▶ _To be done_
Reproduce the listing below word for word, including every line.
BEGIN Provided data
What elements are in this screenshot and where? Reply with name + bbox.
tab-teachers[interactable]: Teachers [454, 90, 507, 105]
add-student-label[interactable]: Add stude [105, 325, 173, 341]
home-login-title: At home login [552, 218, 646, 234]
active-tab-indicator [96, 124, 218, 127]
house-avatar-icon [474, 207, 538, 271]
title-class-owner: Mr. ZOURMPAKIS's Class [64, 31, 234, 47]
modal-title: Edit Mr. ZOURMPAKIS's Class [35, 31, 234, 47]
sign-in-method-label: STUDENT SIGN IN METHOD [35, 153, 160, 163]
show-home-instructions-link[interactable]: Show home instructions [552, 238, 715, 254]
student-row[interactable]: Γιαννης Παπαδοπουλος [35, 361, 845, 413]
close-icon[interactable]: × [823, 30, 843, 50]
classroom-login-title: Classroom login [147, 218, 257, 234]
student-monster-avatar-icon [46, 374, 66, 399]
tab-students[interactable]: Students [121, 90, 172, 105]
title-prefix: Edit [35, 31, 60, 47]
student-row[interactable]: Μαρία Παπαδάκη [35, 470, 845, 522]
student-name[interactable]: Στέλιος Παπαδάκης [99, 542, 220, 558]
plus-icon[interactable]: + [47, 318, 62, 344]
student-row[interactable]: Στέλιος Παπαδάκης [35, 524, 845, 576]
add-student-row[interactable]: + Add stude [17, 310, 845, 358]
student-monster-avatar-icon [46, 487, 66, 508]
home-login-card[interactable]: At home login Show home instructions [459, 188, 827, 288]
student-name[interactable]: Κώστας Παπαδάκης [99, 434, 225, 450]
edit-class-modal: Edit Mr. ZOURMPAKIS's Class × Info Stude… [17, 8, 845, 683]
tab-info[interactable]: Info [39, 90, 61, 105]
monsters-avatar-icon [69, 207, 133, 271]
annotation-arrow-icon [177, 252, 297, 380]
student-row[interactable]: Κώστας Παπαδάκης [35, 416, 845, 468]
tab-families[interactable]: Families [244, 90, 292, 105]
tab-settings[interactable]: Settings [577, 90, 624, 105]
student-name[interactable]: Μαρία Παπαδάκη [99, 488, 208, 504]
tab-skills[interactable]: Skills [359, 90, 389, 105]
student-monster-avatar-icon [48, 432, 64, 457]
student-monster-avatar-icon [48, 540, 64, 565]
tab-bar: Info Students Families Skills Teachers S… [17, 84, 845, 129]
END Provided data
▶ _The answer_
What elements are in this screenshot and where? Reply with name + bbox.
tab-teachers[interactable]: Teachers [454, 90, 507, 105]
add-student-label[interactable]: Add stude [105, 325, 173, 341]
home-login-title: At home login [552, 218, 646, 234]
active-tab-indicator [96, 124, 218, 127]
house-avatar-icon [474, 207, 538, 271]
title-class-owner: Mr. ZOURMPAKIS's Class [64, 31, 234, 47]
modal-title: Edit Mr. ZOURMPAKIS's Class [35, 31, 234, 47]
sign-in-method-label: STUDENT SIGN IN METHOD [35, 153, 160, 163]
show-home-instructions-link[interactable]: Show home instructions [552, 238, 715, 254]
student-row[interactable]: Γιαννης Παπαδοπουλος [35, 361, 845, 413]
close-icon[interactable]: × [823, 30, 843, 50]
classroom-login-title: Classroom login [147, 218, 257, 234]
student-monster-avatar-icon [46, 374, 66, 399]
tab-students[interactable]: Students [121, 90, 172, 105]
title-prefix: Edit [35, 31, 60, 47]
student-row[interactable]: Μαρία Παπαδάκη [35, 470, 845, 522]
student-name[interactable]: Στέλιος Παπαδάκης [99, 542, 220, 558]
plus-icon[interactable]: + [47, 318, 62, 344]
student-row[interactable]: Στέλιος Παπαδάκης [35, 524, 845, 576]
add-student-row[interactable]: + Add stude [17, 310, 845, 358]
student-monster-avatar-icon [46, 487, 66, 508]
home-login-card[interactable]: At home login Show home instructions [459, 188, 827, 288]
student-name[interactable]: Κώστας Παπαδάκης [99, 434, 225, 450]
edit-class-modal: Edit Mr. ZOURMPAKIS's Class × Info Stude… [17, 8, 845, 683]
tab-info[interactable]: Info [39, 90, 61, 105]
monsters-avatar-icon [69, 207, 133, 271]
annotation-arrow-icon [177, 252, 297, 380]
student-row[interactable]: Κώστας Παπαδάκης [35, 416, 845, 468]
tab-families[interactable]: Families [244, 90, 292, 105]
tab-settings[interactable]: Settings [577, 90, 624, 105]
student-name[interactable]: Μαρία Παπαδάκη [99, 488, 208, 504]
tab-skills[interactable]: Skills [359, 90, 389, 105]
student-monster-avatar-icon [48, 432, 64, 457]
student-monster-avatar-icon [48, 540, 64, 565]
tab-bar: Info Students Families Skills Teachers S… [17, 84, 845, 129]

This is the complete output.